24

I'm coming from Java and learning Python. So far what I found very cool, yet very hard to adapt, is that there's no need to declare types. I understand that each variable is a pointer to an object, but so far I'm not able to understand how to design my code then.

For example, I'm writing a function that accepts a 2D NumPy array. Then in the body of the function I'm calling different methods of this array (which is an object of array in Numpy). But then in the future suppose I want to use this function, by that time I might have forgotten totally what I should pass to the function as a type. What do people normally do? Do they just write documentation for this? Because if that is the case, then this involves more typing and would raise the question about the idea of not declaring the type.

Also suppose I want to pass an object similar to an array in the future. Normally in Java one would implement an interface and then let both classes to implement the methods. Then in the function parameters I define the variable to be of the type of the interface. How can this issue be solved in Python or what approaches can be used to make the same idea?

12
  • 1
    The purpose of duck typing is not to write less code in the first place Commented Mar 2, 2014 at 13:55
  • 1
    If your code actually, for some reason, really depends on a specific type passed in, you can use assert isinstance(foo, Foo) as the first line of the function/method (this also serves as documentation when reading the code), but that often really just limits what can be done with that function later. Commented Mar 2, 2014 at 17:57
  • 4
    @ErikAllik: don't assert on that, raise TypeError Commented Mar 2, 2014 at 21:38
  • @NeilG: well, yeah, true; depends tho; sometimes you want assertions to make sure you've understood your own code correctly, but of course that's more general than parameter types anyway. Commented Mar 2, 2014 at 23:57
  • @ErikAllik: mail.python.org/pipermail/python-list/2013-November/660401.html Commented Mar 2, 2014 at 23:59

6 Answers 6

32

This is a very healthy question.
•••
GIVEN TASK A »
Answer these about the thread on declaring types in Python:
(i) What kind of array does the asker's example function accept?
(ii) Which line does one commenter suggest placing first in a function that really depends on a specific type?
(iii) What does a later commenter say to raise instead of asserting?
GIVEN TASK B »
Continue the thread on declaring types in Python, starting right after its final line.

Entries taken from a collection
•••
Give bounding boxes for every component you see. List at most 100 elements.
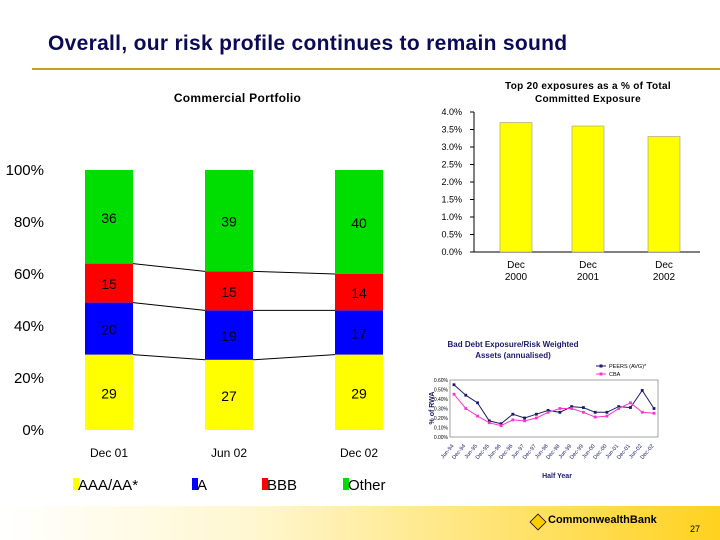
bar-value-label: 20 xyxy=(101,322,117,338)
data-point xyxy=(640,389,644,392)
legend-label: Other xyxy=(348,477,386,494)
data-point xyxy=(640,410,644,414)
data-point xyxy=(582,410,585,414)
data-point xyxy=(452,392,456,396)
legend-marker xyxy=(599,364,603,368)
data-point xyxy=(617,405,621,408)
chart-title-line2: Assets (annualised) xyxy=(475,351,551,360)
y-tick-label: 0.50% xyxy=(434,388,449,394)
series-connector-line xyxy=(132,302,206,311)
y-tick-label: 100% xyxy=(6,162,44,179)
y-axis-label: % of RWA xyxy=(429,392,436,425)
legend-swatch xyxy=(73,478,79,490)
data-point xyxy=(605,410,609,414)
bar-segment xyxy=(335,274,383,311)
y-tick-label: 0.20% xyxy=(434,416,449,422)
data-point xyxy=(652,407,656,410)
data-point xyxy=(652,411,656,415)
page-title: Overall, our risk profile continues to r… xyxy=(48,32,568,55)
series-connector-line xyxy=(132,354,206,361)
bar-value-label: 14 xyxy=(351,285,367,301)
y-tick-label: 20% xyxy=(14,370,44,387)
x-tick-label: Jun 02 xyxy=(211,446,247,460)
y-tick-label: 3.5% xyxy=(441,125,462,135)
x-tick-label-month: Dec xyxy=(579,260,597,271)
x-tick-label: Dec 02 xyxy=(340,446,378,460)
bar-segment xyxy=(205,170,253,272)
legend-label: AAA/AA* xyxy=(78,477,138,494)
bar xyxy=(571,125,605,253)
y-tick-label: 0% xyxy=(22,422,44,439)
data-point xyxy=(605,414,609,418)
x-tick-label: Dec 01 xyxy=(90,446,128,460)
series-connector-line xyxy=(252,354,336,361)
y-tick-label: 0.0% xyxy=(441,247,462,257)
bar-segment xyxy=(85,170,133,264)
legend-label: A xyxy=(197,477,207,494)
data-point xyxy=(499,422,503,426)
data-point xyxy=(593,415,597,419)
series-connector-line xyxy=(132,263,206,272)
bar-value-label: 17 xyxy=(351,326,367,342)
x-tick-label-year: 2000 xyxy=(505,272,528,283)
series-line xyxy=(453,393,655,427)
y-tick-label: 0.40% xyxy=(434,397,449,403)
y-tick-label: 4.0% xyxy=(441,107,462,117)
y-tick-label: 0.30% xyxy=(434,407,449,413)
bar-segment xyxy=(85,354,133,430)
bar-segment xyxy=(205,271,253,311)
data-point xyxy=(511,412,515,416)
bar-value-label: 36 xyxy=(101,210,117,226)
data-point xyxy=(570,407,574,410)
data-point xyxy=(499,424,503,427)
data-point xyxy=(464,407,468,410)
bar-value-label: 29 xyxy=(351,385,367,401)
y-tick-label: 2.5% xyxy=(441,160,462,170)
x-axis-label: Half Year xyxy=(542,473,572,480)
legend-label: BBB xyxy=(267,477,297,494)
data-point xyxy=(593,410,597,414)
page-number: 27 xyxy=(690,524,701,534)
y-tick-label: 3.0% xyxy=(441,142,462,152)
data-point xyxy=(476,401,479,405)
data-point xyxy=(582,406,585,409)
legend-label: CBA xyxy=(609,372,621,378)
bar-segment xyxy=(205,359,253,430)
bar-value-label: 27 xyxy=(221,388,237,404)
data-point xyxy=(511,418,515,422)
bar-segment xyxy=(205,310,253,360)
y-tick-label: 60% xyxy=(14,266,44,283)
chart-title-line1: Bad Debt Exposure/Risk Weighted xyxy=(448,340,579,349)
bar-segment xyxy=(335,170,383,274)
data-point xyxy=(546,410,550,414)
bar-segment xyxy=(335,354,383,430)
footer-bar xyxy=(0,506,720,540)
data-point xyxy=(487,421,491,425)
bank-logo-text: CommonwealthBank xyxy=(548,514,657,526)
data-point xyxy=(523,416,526,420)
bar-value-label: 19 xyxy=(221,328,237,344)
legend-swatch xyxy=(343,478,349,490)
legend-swatch xyxy=(192,478,198,490)
data-point xyxy=(523,419,526,423)
y-tick-label: 0.00% xyxy=(434,435,449,441)
bar-value-label: 29 xyxy=(101,385,117,401)
commercial-portfolio-title: Commercial Portfolio xyxy=(173,91,302,105)
bar-value-label: 40 xyxy=(351,215,367,231)
data-point xyxy=(534,416,538,420)
data-point xyxy=(534,412,538,416)
legend-label: PEERS (AVG)* xyxy=(609,364,647,370)
y-tick-label: 1.5% xyxy=(441,195,462,205)
data-point xyxy=(464,393,468,397)
x-tick-label-month: Dec xyxy=(507,260,525,271)
bar xyxy=(647,136,681,253)
data-point xyxy=(617,407,621,410)
bar xyxy=(499,122,533,253)
bar-value-label: 15 xyxy=(221,284,237,300)
series-connector-line xyxy=(252,270,336,275)
y-tick-label: 40% xyxy=(14,318,44,335)
data-point xyxy=(558,407,562,410)
bar-segment xyxy=(335,310,383,355)
legend-swatch xyxy=(262,478,268,490)
data-point xyxy=(546,409,550,412)
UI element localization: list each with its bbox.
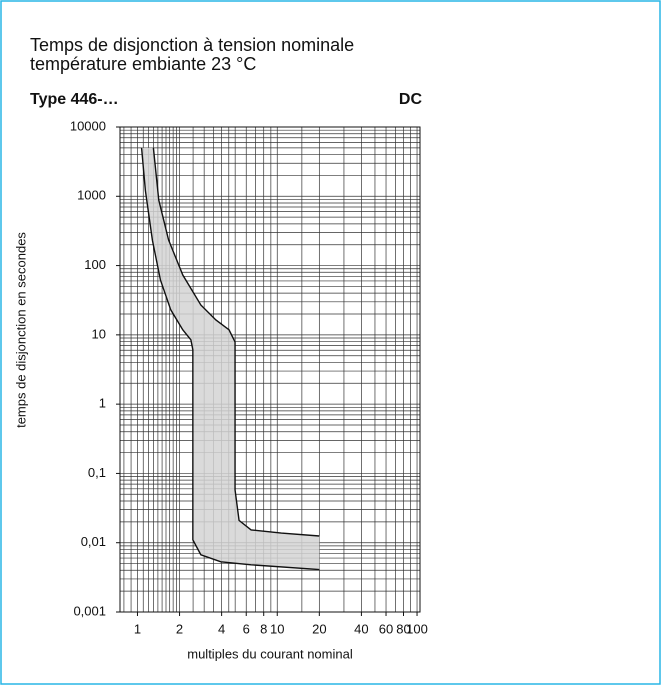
x-tick-label: 40 [354, 621, 368, 636]
plot-border [119, 126, 421, 613]
x-tick-label: 80 [396, 621, 410, 636]
y-tick-label: 0,001 [73, 603, 106, 618]
x-tick-label: 2 [176, 621, 183, 636]
x-tick-label: 60 [379, 621, 393, 636]
band-fill [141, 147, 320, 570]
x-tick-label: 10 [270, 621, 284, 636]
y-tick-label: 10 [92, 326, 106, 341]
y-tick-label: 100 [84, 257, 106, 272]
x-tick-label: 100 [406, 621, 428, 636]
curve [140, 147, 320, 571]
type-label: Type 446-… [30, 91, 119, 108]
y-tick-label: 10000 [70, 118, 106, 133]
current-label: DC [399, 91, 423, 108]
title-line: température embiante 23 °C [30, 54, 256, 74]
y-axis-label: temps de disjonction en secondes [13, 232, 28, 428]
title-line: Temps de disjonction à tension nominale [30, 35, 354, 55]
x-tick-label: 20 [312, 621, 326, 636]
x-tick-label: 6 [243, 621, 250, 636]
y-tick-label: 1 [99, 396, 106, 411]
x-tick-label: 1 [134, 621, 141, 636]
x-tick-label: 8 [260, 621, 267, 636]
curve [152, 147, 320, 537]
y-tick-label: 0,1 [88, 465, 106, 480]
x-tick-label: 4 [218, 621, 225, 636]
y-tick-label: 1000 [77, 188, 106, 203]
y-tick-label: 0,01 [81, 534, 106, 549]
x-axis-label: multiples du courant nominal [187, 646, 353, 661]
•••
WRITTEN REPLY A »
(i) A 2D NumPy array.
(ii) assert isinstance(foo, Foo)
(iii) TypeError.

WRITTEN REPLY B »
Duck typing

The first thing to understand about python is the concept of duck typing:

If it walks like a duck, and quacks like a duck, then I call it a duck

Unlike Java, Python's types are never declared explicitly. There is no restriction, neither at compile time nor at runtime, in the type an object can assume.

What you do is simply treat objects as if they were of the perfect type for your needs. You don't ask or wonder about its type. If it implements the methods and attributes you want it to have, then that's that. It will do.

def foo(duck):
    duck.walk()
    duck.quack()

The only contract of this function is that duck exposes walk() and quack(). A more refined example:

def foo(sequence):
    for item in sequence:
        print item

What is sequence? A list? A numpy array? A dict? A generator? It doesn't matter. If it's iterable (that is, it can be used in a for ... in), it serves its purpose.

Type hinting

Of course, no one can live in constant fear of objects being of the wrong type. This is addressed with coding style, conventions and good documentation. For example:

  • A variable named count should hold an integer
  • A variable Foo starting with an upper-case letter should hold a type (class)
  • An argument bar whose default value is False, should hold a bool too when overridden

Note that the duck typing concept can be applied to to these 3 examples:

  • count can be any object that implements +, -, and <
  • Foo can be any callable that returns an object instance
  • bar can be any object that implements __nonzero__

In other words, the type is never defined explicitly, but always strongly hinted at. Or rather, the capabilities of the object are always hinted at, and its exact type is not relevant.

It's very common to use objects of unknown types. Most frameworks expose types that look like lists and dictionaries but aren't.

Finally, if you really need to know, there's the documentation. You'll find python documentation vastly superior to Java's. It's always worth the read.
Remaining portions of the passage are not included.